▸ AIM: Repeat the data that follows, word for word, without the images.

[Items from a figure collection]
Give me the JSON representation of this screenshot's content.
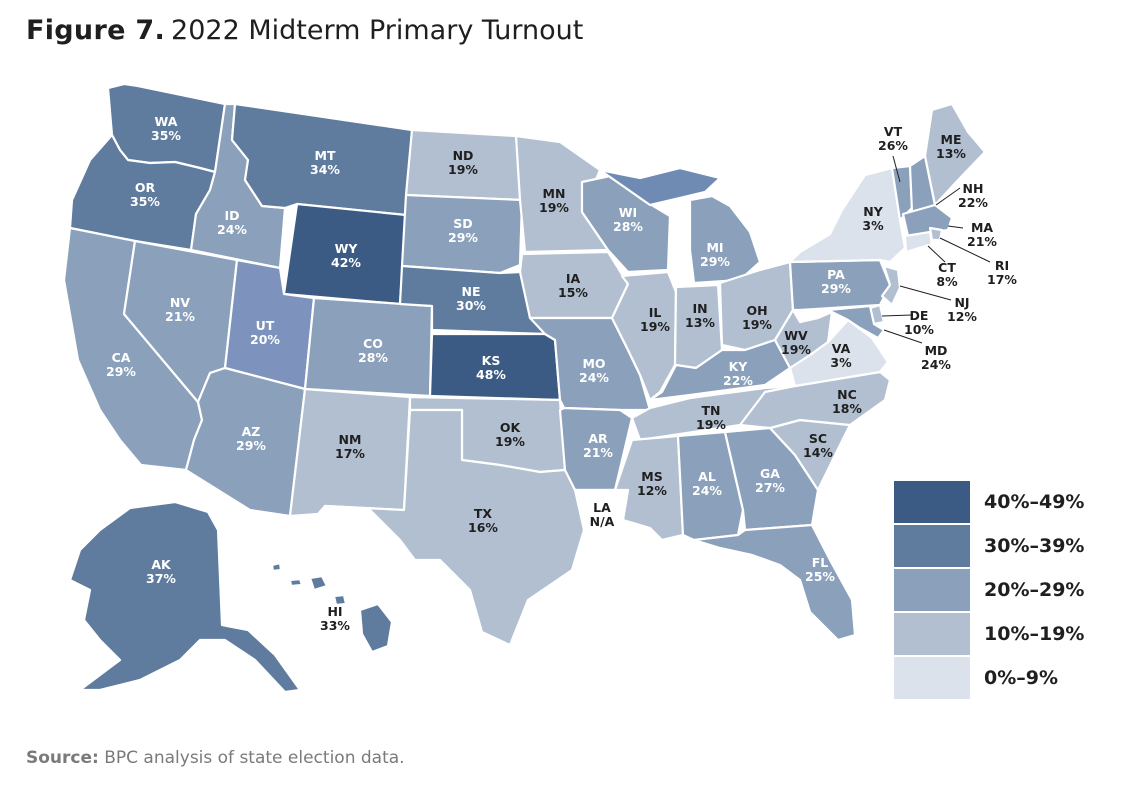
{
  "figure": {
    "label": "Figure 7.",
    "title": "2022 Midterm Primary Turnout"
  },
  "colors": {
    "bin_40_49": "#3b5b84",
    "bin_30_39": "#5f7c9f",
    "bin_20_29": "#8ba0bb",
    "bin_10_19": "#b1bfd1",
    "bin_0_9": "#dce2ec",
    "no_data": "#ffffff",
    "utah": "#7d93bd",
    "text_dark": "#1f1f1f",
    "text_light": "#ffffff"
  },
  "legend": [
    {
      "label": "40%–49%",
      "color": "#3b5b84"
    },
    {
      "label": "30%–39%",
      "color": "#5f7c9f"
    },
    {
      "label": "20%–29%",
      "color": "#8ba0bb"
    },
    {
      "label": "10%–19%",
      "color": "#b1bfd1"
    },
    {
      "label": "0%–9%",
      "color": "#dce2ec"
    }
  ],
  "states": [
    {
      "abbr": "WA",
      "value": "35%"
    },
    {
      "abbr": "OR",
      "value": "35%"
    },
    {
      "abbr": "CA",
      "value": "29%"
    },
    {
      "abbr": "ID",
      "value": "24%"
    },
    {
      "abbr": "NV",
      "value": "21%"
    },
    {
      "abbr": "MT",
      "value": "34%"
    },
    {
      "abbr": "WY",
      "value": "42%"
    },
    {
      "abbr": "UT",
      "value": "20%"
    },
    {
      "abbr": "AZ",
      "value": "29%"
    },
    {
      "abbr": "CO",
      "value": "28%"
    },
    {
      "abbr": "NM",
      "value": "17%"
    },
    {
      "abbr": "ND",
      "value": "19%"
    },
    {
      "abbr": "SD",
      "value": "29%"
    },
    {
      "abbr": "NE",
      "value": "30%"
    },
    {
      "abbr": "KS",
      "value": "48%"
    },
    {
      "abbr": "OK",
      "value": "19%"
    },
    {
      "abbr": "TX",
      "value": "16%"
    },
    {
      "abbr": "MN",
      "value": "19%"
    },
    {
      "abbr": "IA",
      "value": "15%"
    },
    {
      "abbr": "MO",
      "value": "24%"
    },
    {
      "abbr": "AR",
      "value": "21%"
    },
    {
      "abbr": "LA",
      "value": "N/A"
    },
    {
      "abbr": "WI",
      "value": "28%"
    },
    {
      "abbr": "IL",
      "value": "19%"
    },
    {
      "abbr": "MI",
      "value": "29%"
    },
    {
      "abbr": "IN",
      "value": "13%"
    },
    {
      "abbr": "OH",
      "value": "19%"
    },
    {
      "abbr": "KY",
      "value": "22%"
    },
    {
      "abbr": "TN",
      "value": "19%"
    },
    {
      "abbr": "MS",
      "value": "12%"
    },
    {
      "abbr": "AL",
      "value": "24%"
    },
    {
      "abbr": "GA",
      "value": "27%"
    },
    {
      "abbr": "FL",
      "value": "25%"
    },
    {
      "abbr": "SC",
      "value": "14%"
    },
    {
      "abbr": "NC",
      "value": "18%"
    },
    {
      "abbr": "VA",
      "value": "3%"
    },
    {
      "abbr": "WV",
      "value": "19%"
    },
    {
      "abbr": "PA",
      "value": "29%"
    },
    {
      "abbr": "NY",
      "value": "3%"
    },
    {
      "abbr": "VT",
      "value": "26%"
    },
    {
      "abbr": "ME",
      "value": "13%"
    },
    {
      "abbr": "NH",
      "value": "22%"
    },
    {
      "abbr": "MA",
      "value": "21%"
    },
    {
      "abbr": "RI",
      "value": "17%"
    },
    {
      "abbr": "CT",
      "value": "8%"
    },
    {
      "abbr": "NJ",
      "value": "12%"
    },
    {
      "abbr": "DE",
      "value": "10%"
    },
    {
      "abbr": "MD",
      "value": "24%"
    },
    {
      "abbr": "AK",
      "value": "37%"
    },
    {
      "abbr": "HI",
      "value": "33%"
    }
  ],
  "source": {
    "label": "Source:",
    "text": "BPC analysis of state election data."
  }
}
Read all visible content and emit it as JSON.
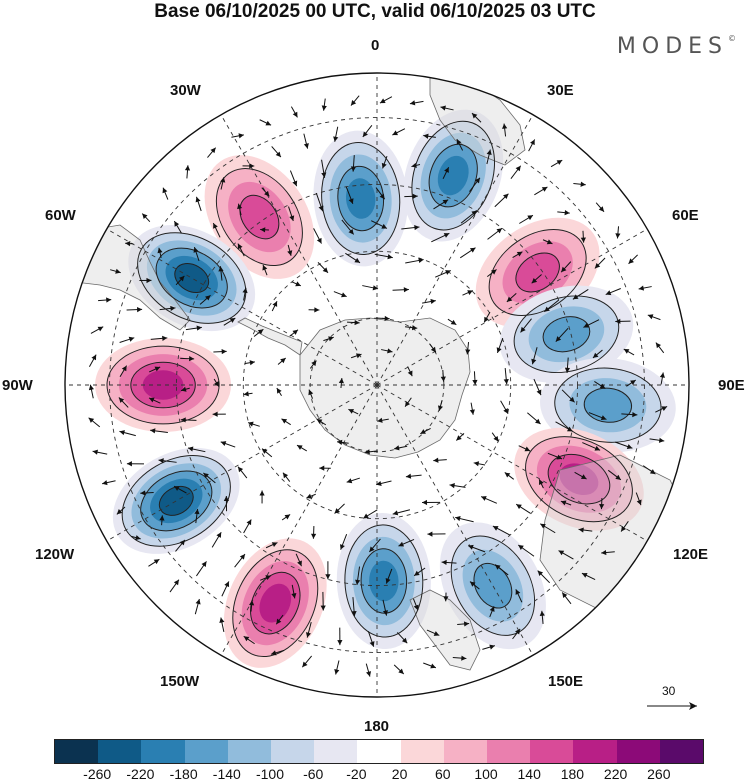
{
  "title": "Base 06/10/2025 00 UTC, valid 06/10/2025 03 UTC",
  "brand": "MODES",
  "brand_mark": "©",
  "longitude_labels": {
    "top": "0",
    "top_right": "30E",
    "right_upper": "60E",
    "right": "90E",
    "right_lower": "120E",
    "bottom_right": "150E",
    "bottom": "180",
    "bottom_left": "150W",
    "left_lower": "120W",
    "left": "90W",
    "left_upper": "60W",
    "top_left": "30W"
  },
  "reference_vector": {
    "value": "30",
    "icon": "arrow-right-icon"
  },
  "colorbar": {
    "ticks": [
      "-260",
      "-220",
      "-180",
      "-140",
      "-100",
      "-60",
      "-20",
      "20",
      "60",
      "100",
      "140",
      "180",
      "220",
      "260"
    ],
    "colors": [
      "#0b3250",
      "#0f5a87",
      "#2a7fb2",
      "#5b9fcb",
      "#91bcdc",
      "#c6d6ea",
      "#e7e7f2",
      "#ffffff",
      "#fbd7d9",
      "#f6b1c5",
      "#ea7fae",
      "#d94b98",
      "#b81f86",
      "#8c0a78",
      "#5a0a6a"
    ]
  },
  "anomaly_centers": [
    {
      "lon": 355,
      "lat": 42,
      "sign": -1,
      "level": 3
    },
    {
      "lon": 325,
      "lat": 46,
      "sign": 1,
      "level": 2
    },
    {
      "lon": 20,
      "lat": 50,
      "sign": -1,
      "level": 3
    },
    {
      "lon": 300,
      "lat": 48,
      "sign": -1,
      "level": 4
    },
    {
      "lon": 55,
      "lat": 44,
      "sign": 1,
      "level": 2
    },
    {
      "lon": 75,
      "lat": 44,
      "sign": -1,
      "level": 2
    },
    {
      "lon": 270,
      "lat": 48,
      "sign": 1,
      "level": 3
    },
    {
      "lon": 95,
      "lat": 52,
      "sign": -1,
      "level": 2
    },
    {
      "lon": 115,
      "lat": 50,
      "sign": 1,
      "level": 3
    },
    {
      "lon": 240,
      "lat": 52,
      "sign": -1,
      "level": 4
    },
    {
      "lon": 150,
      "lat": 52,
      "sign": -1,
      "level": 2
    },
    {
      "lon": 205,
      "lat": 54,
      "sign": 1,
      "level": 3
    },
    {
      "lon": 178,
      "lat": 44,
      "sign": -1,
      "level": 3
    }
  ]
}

▸ RESPONSE FOR THIS EXERCISE:
Give me the JSON representation of this screenshot's content.
{
  "figure": {
    "label": "Figure 7.",
    "title": "2022 Midterm Primary Turnout"
  },
  "colors": {
    "bin_40_49": "#3b5b84",
    "bin_30_39": "#5f7c9f",
    "bin_20_29": "#8ba0bb",
    "bin_10_19": "#b1bfd1",
    "bin_0_9": "#dce2ec",
    "no_data": "#ffffff",
    "utah": "#7d93bd",
    "text_dark": "#1f1f1f",
    "text_light": "#ffffff"
  },
  "legend": [
    {
      "label": "40%–49%",
      "color": "#3b5b84"
    },
    {
      "label": "30%–39%",
      "color": "#5f7c9f"
    },
    {
      "label": "20%–29%",
      "color": "#8ba0bb"
    },
    {
      "label": "10%–19%",
      "color": "#b1bfd1"
    },
    {
      "label": "0%–9%",
      "color": "#dce2ec"
    }
  ],
  "states": [
    {
      "abbr": "WA",
      "value": "35%"
    },
    {
      "abbr": "OR",
      "value": "35%"
    },
    {
      "abbr": "CA",
      "value": "29%"
    },
    {
      "abbr": "ID",
      "value": "24%"
    },
    {
      "abbr": "NV",
      "value": "21%"
    },
    {
      "abbr": "MT",
      "value": "34%"
    },
    {
      "abbr": "WY",
      "value": "42%"
    },
    {
      "abbr": "UT",
      "value": "20%"
    },
    {
      "abbr": "AZ",
      "value": "29%"
    },
    {
      "abbr": "CO",
      "value": "28%"
    },
    {
      "abbr": "NM",
      "value": "17%"
    },
    {
      "abbr": "ND",
      "value": "19%"
    },
    {
      "abbr": "SD",
      "value": "29%"
    },
    {
      "abbr": "NE",
      "value": "30%"
    },
    {
      "abbr": "KS",
      "value": "48%"
    },
    {
      "abbr": "OK",
      "value": "19%"
    },
    {
      "abbr": "TX",
      "value": "16%"
    },
    {
      "abbr": "MN",
      "value": "19%"
    },
    {
      "abbr": "IA",
      "value": "15%"
    },
    {
      "abbr": "MO",
      "value": "24%"
    },
    {
      "abbr": "AR",
      "value": "21%"
    },
    {
      "abbr": "LA",
      "value": "N/A"
    },
    {
      "abbr": "WI",
      "value": "28%"
    },
    {
      "abbr": "IL",
      "value": "19%"
    },
    {
      "abbr": "MI",
      "value": "29%"
    },
    {
      "abbr": "IN",
      "value": "13%"
    },
    {
      "abbr": "OH",
      "value": "19%"
    },
    {
      "abbr": "KY",
      "value": "22%"
    },
    {
      "abbr": "TN",
      "value": "19%"
    },
    {
      "abbr": "MS",
      "value": "12%"
    },
    {
      "abbr": "AL",
      "value": "24%"
    },
    {
      "abbr": "GA",
      "value": "27%"
    },
    {
      "abbr": "FL",
      "value": "25%"
    },
    {
      "abbr": "SC",
      "value": "14%"
    },
    {
      "abbr": "NC",
      "value": "18%"
    },
    {
      "abbr": "VA",
      "value": "3%"
    },
    {
      "abbr": "WV",
      "value": "19%"
    },
    {
      "abbr": "PA",
      "value": "29%"
    },
    {
      "abbr": "NY",
      "value": "3%"
    },
    {
      "abbr": "VT",
      "value": "26%"
    },
    {
      "abbr": "ME",
      "value": "13%"
    },
    {
      "abbr": "NH",
      "value": "22%"
    },
    {
      "abbr": "MA",
      "value": "21%"
    },
    {
      "abbr": "RI",
      "value": "17%"
    },
    {
      "abbr": "CT",
      "value": "8%"
    },
    {
      "abbr": "NJ",
      "value": "12%"
    },
    {
      "abbr": "DE",
      "value": "10%"
    },
    {
      "abbr": "MD",
      "value": "24%"
    },
    {
      "abbr": "AK",
      "value": "37%"
    },
    {
      "abbr": "HI",
      "value": "33%"
    }
  ],
  "source": {
    "label": "Source:",
    "text": "BPC analysis of state election data."
  }
}
Read all visible content and emit it as JSON.
{
  "title": "Base 06/10/2025 00 UTC, valid 06/10/2025 03 UTC",
  "brand": "MODES",
  "brand_mark": "©",
  "longitude_labels": {
    "top": "0",
    "top_right": "30E",
    "right_upper": "60E",
    "right": "90E",
    "right_lower": "120E",
    "bottom_right": "150E",
    "bottom": "180",
    "bottom_left": "150W",
    "left_lower": "120W",
    "left": "90W",
    "left_upper": "60W",
    "top_left": "30W"
  },
  "reference_vector": {
    "value": "30",
    "icon": "arrow-right-icon"
  },
  "colorbar": {
    "ticks": [
      "-260",
      "-220",
      "-180",
      "-140",
      "-100",
      "-60",
      "-20",
      "20",
      "60",
      "100",
      "140",
      "180",
      "220",
      "260"
    ],
    "colors": [
      "#0b3250",
      "#0f5a87",
      "#2a7fb2",
      "#5b9fcb",
      "#91bcdc",
      "#c6d6ea",
      "#e7e7f2",
      "#ffffff",
      "#fbd7d9",
      "#f6b1c5",
      "#ea7fae",
      "#d94b98",
      "#b81f86",
      "#8c0a78",
      "#5a0a6a"
    ]
  },
  "anomaly_centers": [
    {
      "lon": 355,
      "lat": 42,
      "sign": -1,
      "level": 3
    },
    {
      "lon": 325,
      "lat": 46,
      "sign": 1,
      "level": 2
    },
    {
      "lon": 20,
      "lat": 50,
      "sign": -1,
      "level": 3
    },
    {
      "lon": 300,
      "lat": 48,
      "sign": -1,
      "level": 4
    },
    {
      "lon": 55,
      "lat": 44,
      "sign": 1,
      "level": 2
    },
    {
      "lon": 75,
      "lat": 44,
      "sign": -1,
      "level": 2
    },
    {
      "lon": 270,
      "lat": 48,
      "sign": 1,
      "level": 3
    },
    {
      "lon": 95,
      "lat": 52,
      "sign": -1,
      "level": 2
    },
    {
      "lon": 115,
      "lat": 50,
      "sign": 1,
      "level": 3
    },
    {
      "lon": 240,
      "lat": 52,
      "sign": -1,
      "level": 4
    },
    {
      "lon": 150,
      "lat": 52,
      "sign": -1,
      "level": 2
    },
    {
      "lon": 205,
      "lat": 54,
      "sign": 1,
      "level": 3
    },
    {
      "lon": 178,
      "lat": 44,
      "sign": -1,
      "level": 3
    }
  ]
}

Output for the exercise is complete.